_REQUIRED WORK_: Leave out the pictures; transcribe all else exactly.

[start of RECORDS SHOWN]

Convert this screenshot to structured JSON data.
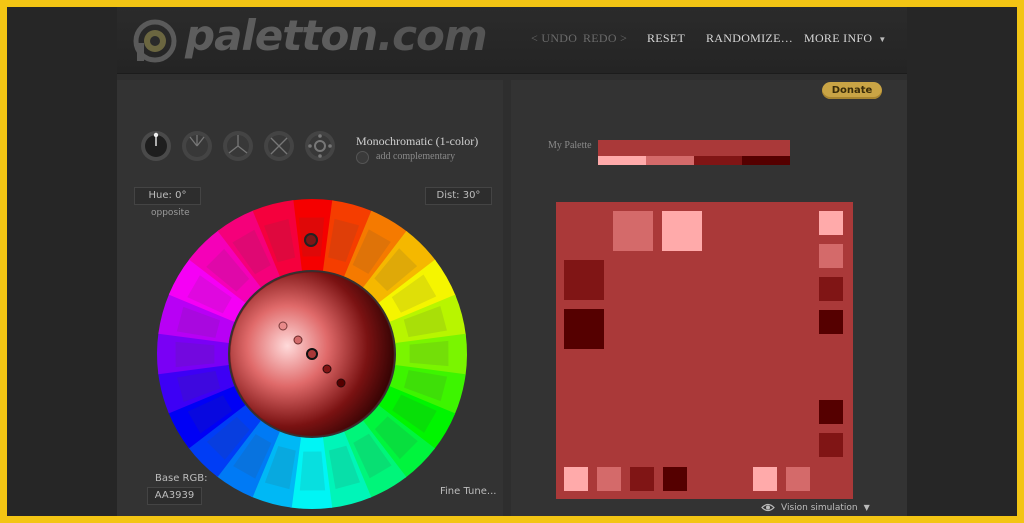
{
  "header": {
    "logo_text": "paletton",
    "logo_suffix": ".com",
    "nav": {
      "undo": "< UNDO",
      "redo": "REDO >",
      "reset": "RESET",
      "randomize": "RANDOMIZE…",
      "more_info": "MORE INFO"
    }
  },
  "donate_label": "Donate",
  "controls": {
    "modes": [
      "monochromatic-icon",
      "adjacent-icon",
      "triad-icon",
      "tetrad-icon",
      "freestyle-icon"
    ],
    "mode_label": "Monochromatic (1-color)",
    "complement_label": "add complementary",
    "hue_label": "Hue: 0°",
    "dist_label": "Dist: 30°",
    "opposite_label": "opposite",
    "base_rgb_label": "Base RGB:",
    "base_rgb_value": "AA3939",
    "fine_tune_label": "Fine Tune..."
  },
  "palette": {
    "label": "My Palette",
    "base_color": "#AA3939",
    "shades": [
      "#FFAAAA",
      "#D46A6A",
      "#801515",
      "#550000"
    ]
  },
  "vision_label": "Vision simulation"
}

[end of RECORDS SHOWN]

_OUTPUT OF THE EXERCISE_:
Convert this screenshot to structured JSON data.
{
  "header": {
    "logo_text": "paletton",
    "logo_suffix": ".com",
    "nav": {
      "undo": "< UNDO",
      "redo": "REDO >",
      "reset": "RESET",
      "randomize": "RANDOMIZE…",
      "more_info": "MORE INFO"
    }
  },
  "donate_label": "Donate",
  "controls": {
    "modes": [
      "monochromatic-icon",
      "adjacent-icon",
      "triad-icon",
      "tetrad-icon",
      "freestyle-icon"
    ],
    "mode_label": "Monochromatic (1-color)",
    "complement_label": "add complementary",
    "hue_label": "Hue: 0°",
    "dist_label": "Dist: 30°",
    "opposite_label": "opposite",
    "base_rgb_label": "Base RGB:",
    "base_rgb_value": "AA3939",
    "fine_tune_label": "Fine Tune..."
  },
  "palette": {
    "label": "My Palette",
    "base_color": "#AA3939",
    "shades": [
      "#FFAAAA",
      "#D46A6A",
      "#801515",
      "#550000"
    ]
  },
  "vision_label": "Vision simulation"
}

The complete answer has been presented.